-------- Listed records --------

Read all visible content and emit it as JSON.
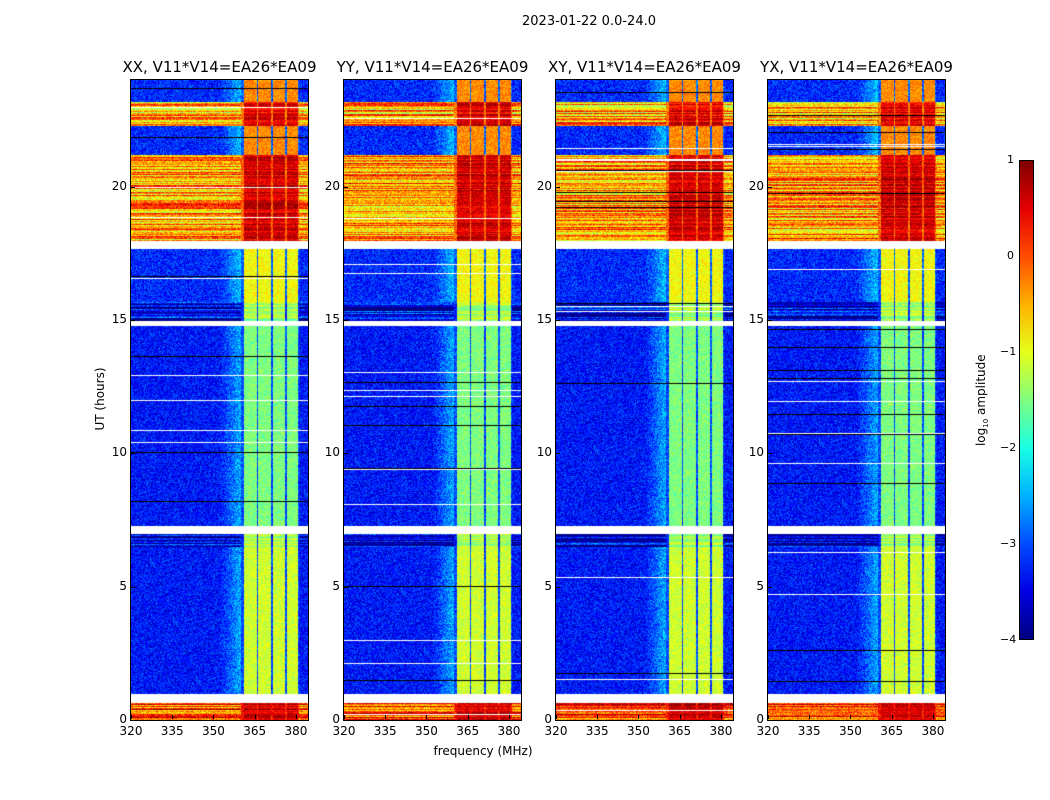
{
  "chart_data": {
    "type": "heatmap",
    "title": "2023-01-22 0.0-24.0",
    "xlabel": "frequency (MHz)",
    "ylabel": "UT (hours)",
    "xlim": [
      320,
      384.4
    ],
    "ylim": [
      0,
      24
    ],
    "xticks": [
      "320",
      "335",
      "350",
      "365",
      "380"
    ],
    "xtick_values": [
      320,
      335,
      350,
      365,
      380
    ],
    "yticks": [
      "0",
      "5",
      "10",
      "15",
      "20"
    ],
    "ytick_values": [
      0,
      5,
      10,
      15,
      20
    ],
    "panels": [
      {
        "title": "XX, V11*V14=EA26*EA09"
      },
      {
        "title": "YY, V11*V14=EA26*EA09"
      },
      {
        "title": "XY, V11*V14=EA26*EA09"
      },
      {
        "title": "YX, V11*V14=EA26*EA09"
      }
    ],
    "colorbar": {
      "label_main": "log",
      "label_sub": "10",
      "label_rest": " amplitude",
      "range": [
        -4,
        1
      ],
      "ticks": [
        "1",
        "0",
        "−1",
        "−2",
        "−3",
        "−4"
      ],
      "tick_values": [
        1,
        0,
        -1,
        -2,
        -3,
        -4
      ],
      "colormap": "jet"
    },
    "subbands_mhz": [
      [
        361,
        365.6
      ],
      [
        366.2,
        370.8
      ],
      [
        371.4,
        375.9
      ],
      [
        376.5,
        380.4
      ]
    ],
    "segments": [
      {
        "t0": 0.0,
        "t1": 0.65,
        "background": 0.0,
        "band": 0.6,
        "striped": true
      },
      {
        "t0": 0.65,
        "t1": 1.0,
        "flagged": true
      },
      {
        "t0": 1.0,
        "t1": 6.5,
        "background": -3.3,
        "band": -1.1
      },
      {
        "t0": 6.5,
        "t1": 7.0,
        "background": -3.6,
        "band": -1.3,
        "striped": true
      },
      {
        "t0": 7.0,
        "t1": 7.3,
        "flagged": true
      },
      {
        "t0": 7.3,
        "t1": 14.8,
        "background": -3.3,
        "band": -1.5
      },
      {
        "t0": 14.8,
        "t1": 15.0,
        "flagged": true
      },
      {
        "t0": 15.0,
        "t1": 15.7,
        "background": -3.5,
        "band": -1.3,
        "striped": true
      },
      {
        "t0": 15.7,
        "t1": 17.7,
        "background": -3.2,
        "band": -0.9
      },
      {
        "t0": 17.7,
        "t1": 18.0,
        "flagged": true
      },
      {
        "t0": 18.0,
        "t1": 21.2,
        "background": -0.4,
        "band": 0.6,
        "striped": true
      },
      {
        "t0": 21.2,
        "t1": 22.3,
        "background": -3.2,
        "band": -0.3
      },
      {
        "t0": 22.3,
        "t1": 23.2,
        "background": -0.5,
        "band": 0.5,
        "striped": true
      },
      {
        "t0": 23.2,
        "t1": 24.0,
        "background": -3.2,
        "band": -0.3
      }
    ]
  }
}
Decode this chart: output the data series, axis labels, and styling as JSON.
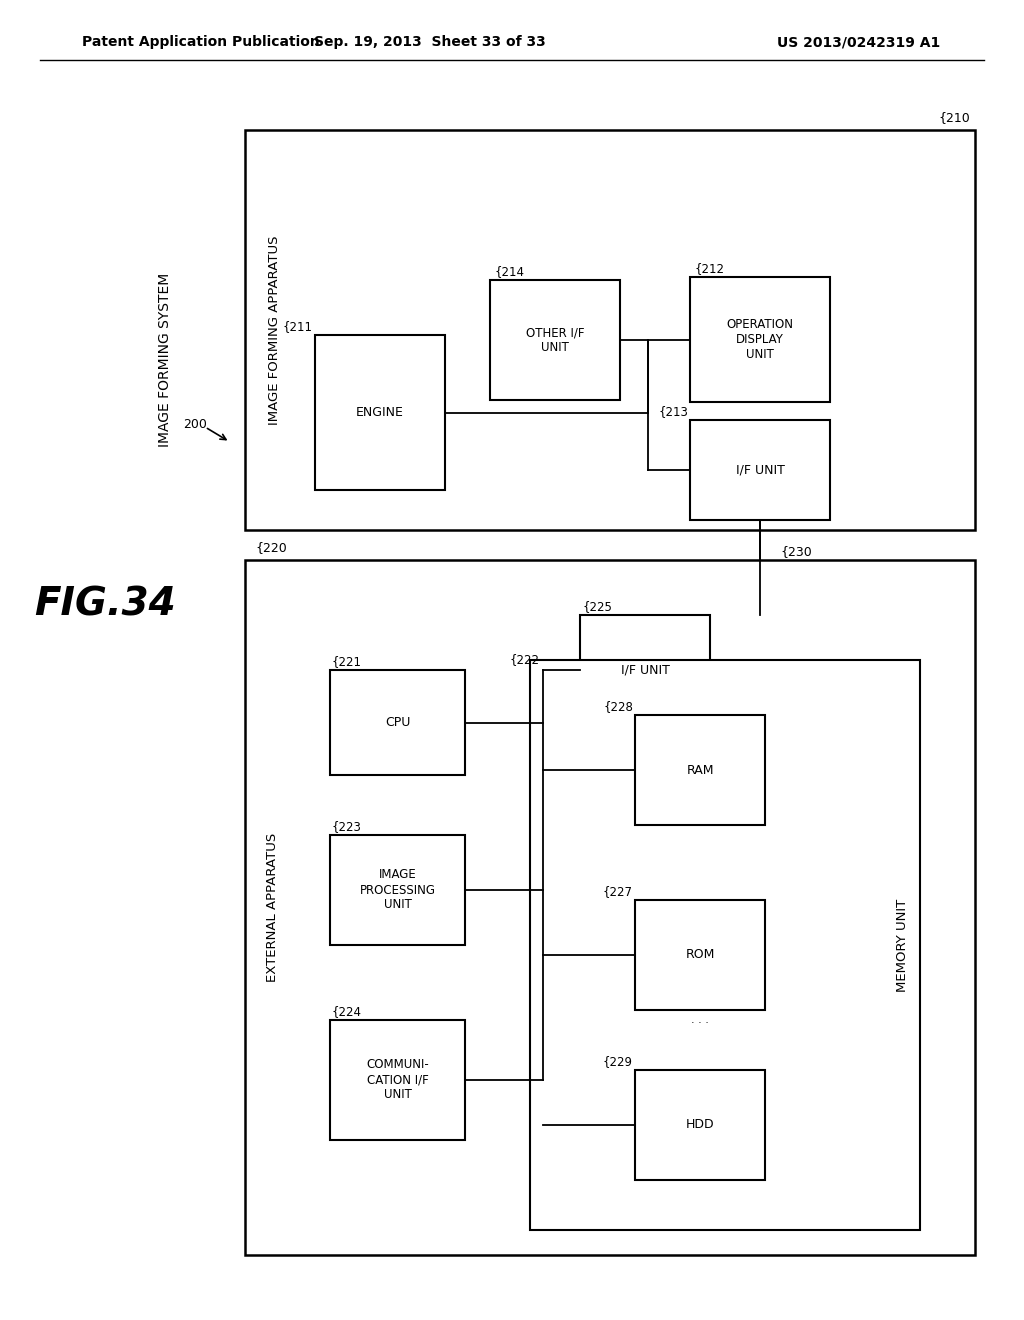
{
  "header_left": "Patent Application Publication",
  "header_mid": "Sep. 19, 2013  Sheet 33 of 33",
  "header_right": "US 2013/0242319 A1",
  "bg_color": "#ffffff"
}
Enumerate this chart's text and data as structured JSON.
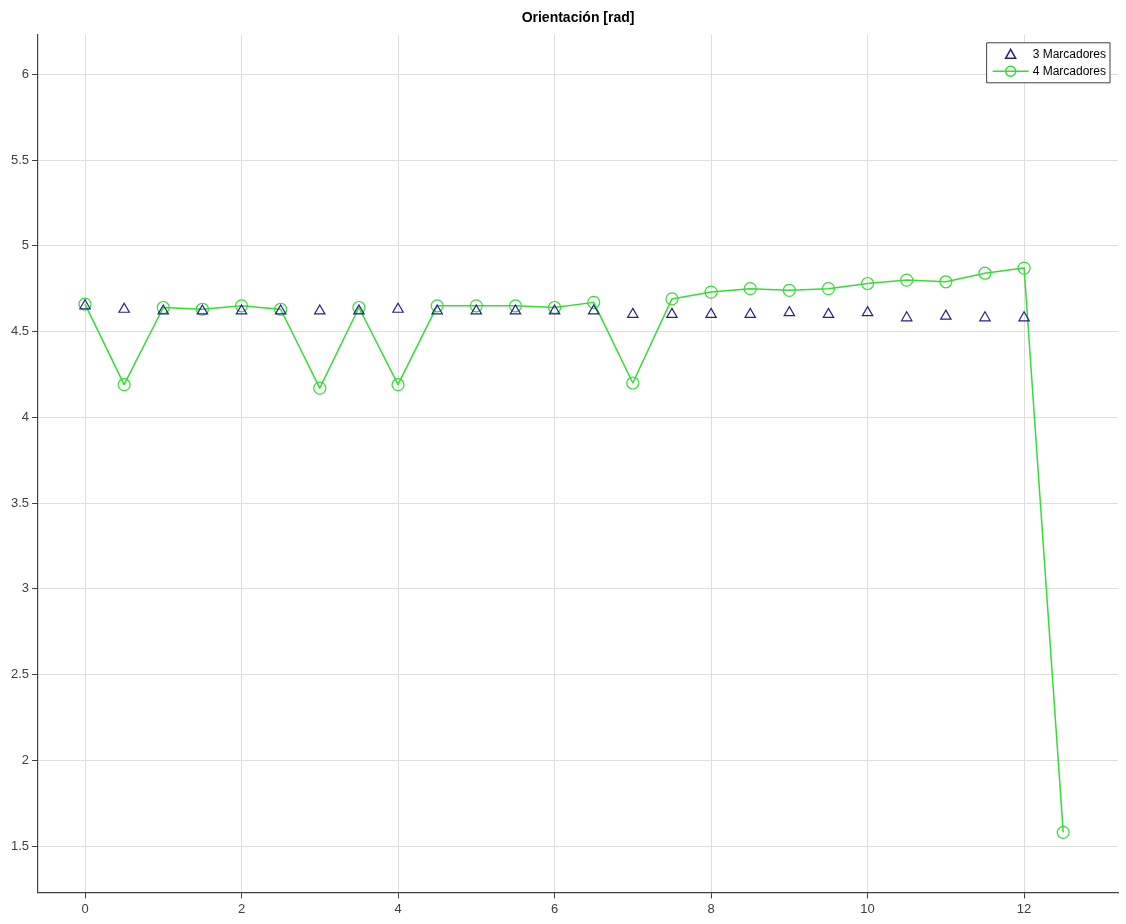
{
  "chart_data": {
    "type": "line",
    "title": "Orientación [rad]",
    "xlim": [
      -0.6,
      13.2
    ],
    "xticks": [
      0,
      2,
      4,
      6,
      8,
      10,
      12
    ],
    "ylim": [
      1.23,
      6.23
    ],
    "yticks": [
      1.5,
      2,
      2.5,
      3,
      3.5,
      4,
      4.5,
      5,
      5.5,
      6
    ],
    "grid": true,
    "legend": "top right",
    "series": [
      {
        "name": "3 Marcadores",
        "type": "scatter",
        "marker": "triangle",
        "color": "#23238f",
        "x": [
          0,
          0.5,
          1,
          1.5,
          2,
          2.5,
          3,
          3.5,
          4,
          4.5,
          5,
          5.5,
          6,
          6.5,
          7,
          7.5,
          8,
          8.5,
          9,
          9.5,
          10,
          10.5,
          11,
          11.5,
          12
        ],
        "values": [
          4.65,
          4.63,
          4.62,
          4.62,
          4.62,
          4.62,
          4.62,
          4.62,
          4.63,
          4.62,
          4.62,
          4.62,
          4.62,
          4.62,
          4.6,
          4.6,
          4.6,
          4.6,
          4.61,
          4.6,
          4.61,
          4.58,
          4.59,
          4.58,
          4.58
        ]
      },
      {
        "name": "4 Marcadores",
        "type": "line",
        "marker": "circle",
        "color": "#33dd33",
        "x": [
          0,
          0.5,
          1,
          1.5,
          2,
          2.5,
          3,
          3.5,
          4,
          4.5,
          5,
          5.5,
          6,
          6.5,
          7,
          7.5,
          8,
          8.5,
          9,
          9.5,
          10,
          10.5,
          11,
          11.5,
          12,
          12.5
        ],
        "values": [
          4.66,
          4.19,
          4.64,
          4.63,
          4.65,
          4.63,
          4.17,
          4.64,
          4.19,
          4.65,
          4.65,
          4.65,
          4.64,
          4.67,
          4.2,
          4.69,
          4.73,
          4.75,
          4.74,
          4.75,
          4.78,
          4.8,
          4.79,
          4.84,
          4.87,
          1.58
        ]
      }
    ]
  }
}
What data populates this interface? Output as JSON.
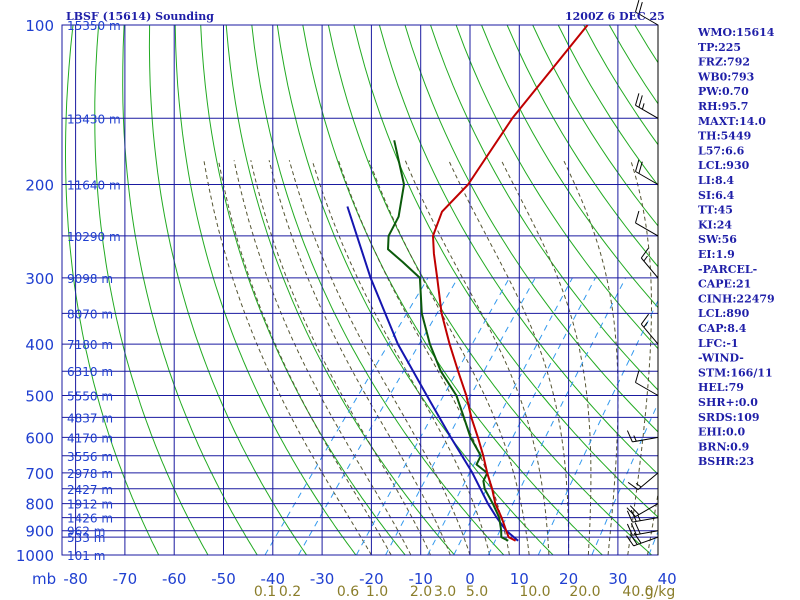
{
  "header": {
    "station": "LBSF (15614) Sounding",
    "valid": "1200Z  6 DEC 25"
  },
  "indices": [
    "WMO:15614",
    "TP:225",
    "FRZ:792",
    "WB0:793",
    "PW:0.70",
    "RH:95.7",
    "MAXT:14.0",
    "TH:5449",
    "L57:6.6",
    "LCL:930",
    "LI:8.4",
    "SI:6.4",
    "TT:45",
    "KI:24",
    "SW:56",
    "EI:1.9",
    "-PARCEL-",
    "CAPE:21",
    "CINH:22479",
    "LCL:890",
    "CAP:8.4",
    "LFC:-1",
    "-WIND-",
    "STM:166/11",
    "HEL:79",
    "SHR+:0.0",
    "SRDS:109",
    "EHI:0.0",
    "BRN:0.9",
    "BSHR:23"
  ],
  "colors": {
    "grid": "#1a1aa0",
    "dry_adiabat": "#22aa22",
    "moist_adiabat": "#555533",
    "mixing_ratio": "#3399ee",
    "temperature": "#c00000",
    "dewpoint": "#0b5a0b",
    "parcel": "#1515b0",
    "wind": "#000000",
    "text": "#1f1fa8",
    "mixing_label": "#8a7d2a"
  },
  "chart_data": {
    "type": "skew-t log-p sounding",
    "title": "LBSF (15614) Sounding",
    "pressure_ticks": [
      100,
      200,
      300,
      400,
      500,
      600,
      700,
      800,
      900,
      1000
    ],
    "pressure_label": "mb",
    "temperature_ticks": [
      -80,
      -70,
      -60,
      -50,
      -40,
      -30,
      -20,
      -10,
      0,
      10,
      20,
      30,
      40
    ],
    "temperature_tick_labels": [
      "-80",
      "-70",
      "-60",
      "-50",
      "-40",
      "-30",
      "-20",
      "-10",
      "0",
      "10",
      "20",
      "30",
      "40"
    ],
    "height_labels": [
      {
        "p": 100,
        "label": "15350 m"
      },
      {
        "p": 150,
        "label": "13430 m"
      },
      {
        "p": 200,
        "label": "11640 m"
      },
      {
        "p": 250,
        "label": "10290 m"
      },
      {
        "p": 300,
        "label": "9098 m"
      },
      {
        "p": 350,
        "label": "8070 m"
      },
      {
        "p": 400,
        "label": "7180 m"
      },
      {
        "p": 450,
        "label": "6310 m"
      },
      {
        "p": 500,
        "label": "5550 m"
      },
      {
        "p": 550,
        "label": "4837 m"
      },
      {
        "p": 600,
        "label": "4170 m"
      },
      {
        "p": 650,
        "label": "3556 m"
      },
      {
        "p": 700,
        "label": "2978 m"
      },
      {
        "p": 750,
        "label": "2427 m"
      },
      {
        "p": 800,
        "label": "1912 m"
      },
      {
        "p": 850,
        "label": "1426 m"
      },
      {
        "p": 900,
        "label": "962 m"
      },
      {
        "p": 925,
        "label": "533 m"
      },
      {
        "p": 1000,
        "label": "101 m"
      }
    ],
    "mixing_ratio_labels": [
      "0.1",
      "0.2",
      "0.6",
      "1.0",
      "2.0",
      "3.0",
      "5.0",
      "10.0",
      "20.0",
      "40.0",
      "g/kg"
    ],
    "temperature_profile": [
      {
        "p": 940,
        "t": 7.0
      },
      {
        "p": 925,
        "t": 5.0
      },
      {
        "p": 900,
        "t": 3.5
      },
      {
        "p": 850,
        "t": 0.5
      },
      {
        "p": 800,
        "t": -3.0
      },
      {
        "p": 750,
        "t": -6.0
      },
      {
        "p": 700,
        "t": -9.5
      },
      {
        "p": 650,
        "t": -13.0
      },
      {
        "p": 600,
        "t": -17.0
      },
      {
        "p": 550,
        "t": -21.5
      },
      {
        "p": 500,
        "t": -26.0
      },
      {
        "p": 450,
        "t": -31.5
      },
      {
        "p": 400,
        "t": -37.5
      },
      {
        "p": 350,
        "t": -44.0
      },
      {
        "p": 300,
        "t": -50.5
      },
      {
        "p": 270,
        "t": -55.0
      },
      {
        "p": 250,
        "t": -58.0
      },
      {
        "p": 225,
        "t": -60.0
      },
      {
        "p": 200,
        "t": -59.0
      },
      {
        "p": 150,
        "t": -60.5
      },
      {
        "p": 100,
        "t": -60.0
      }
    ],
    "dewpoint_profile": [
      {
        "p": 940,
        "t": 5.5
      },
      {
        "p": 925,
        "t": 3.5
      },
      {
        "p": 900,
        "t": 2.5
      },
      {
        "p": 850,
        "t": 0.0
      },
      {
        "p": 800,
        "t": -3.5
      },
      {
        "p": 750,
        "t": -7.5
      },
      {
        "p": 725,
        "t": -9.0
      },
      {
        "p": 700,
        "t": -9.5
      },
      {
        "p": 675,
        "t": -13.0
      },
      {
        "p": 650,
        "t": -13.5
      },
      {
        "p": 600,
        "t": -18.5
      },
      {
        "p": 550,
        "t": -23.0
      },
      {
        "p": 500,
        "t": -28.0
      },
      {
        "p": 450,
        "t": -35.0
      },
      {
        "p": 400,
        "t": -41.5
      },
      {
        "p": 350,
        "t": -48.0
      },
      {
        "p": 300,
        "t": -54.0
      },
      {
        "p": 280,
        "t": -60.0
      },
      {
        "p": 265,
        "t": -65.0
      },
      {
        "p": 250,
        "t": -67.0
      },
      {
        "p": 230,
        "t": -68.0
      },
      {
        "p": 200,
        "t": -72.0
      },
      {
        "p": 165,
        "t": -81.0
      }
    ],
    "parcel_profile": [
      {
        "p": 940,
        "t": 7.5
      },
      {
        "p": 900,
        "t": 3.5
      },
      {
        "p": 850,
        "t": -0.5
      },
      {
        "p": 800,
        "t": -4.5
      },
      {
        "p": 700,
        "t": -12.5
      },
      {
        "p": 600,
        "t": -22.5
      },
      {
        "p": 500,
        "t": -34.0
      },
      {
        "p": 400,
        "t": -48.0
      },
      {
        "p": 300,
        "t": -64.0
      },
      {
        "p": 220,
        "t": -80.0
      }
    ],
    "winds": [
      {
        "p": 925,
        "dir": 250,
        "kt": 30
      },
      {
        "p": 900,
        "dir": 260,
        "kt": 30
      },
      {
        "p": 850,
        "dir": 260,
        "kt": 25
      },
      {
        "p": 800,
        "dir": 240,
        "kt": 20
      },
      {
        "p": 700,
        "dir": 230,
        "kt": 15
      },
      {
        "p": 600,
        "dir": 260,
        "kt": 15
      },
      {
        "p": 500,
        "dir": 300,
        "kt": 10
      },
      {
        "p": 400,
        "dir": 320,
        "kt": 15
      },
      {
        "p": 300,
        "dir": 320,
        "kt": 15
      },
      {
        "p": 250,
        "dir": 300,
        "kt": 10
      },
      {
        "p": 200,
        "dir": 300,
        "kt": 20
      },
      {
        "p": 150,
        "dir": 300,
        "kt": 25
      },
      {
        "p": 100,
        "dir": 300,
        "kt": 20
      }
    ]
  }
}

--------

#### What you have to do
Collect each line of the entries that has the word "name", copying it in full.

#### Solution below
        "name": "3 Marcadores",
        "name": "4 Marcadores",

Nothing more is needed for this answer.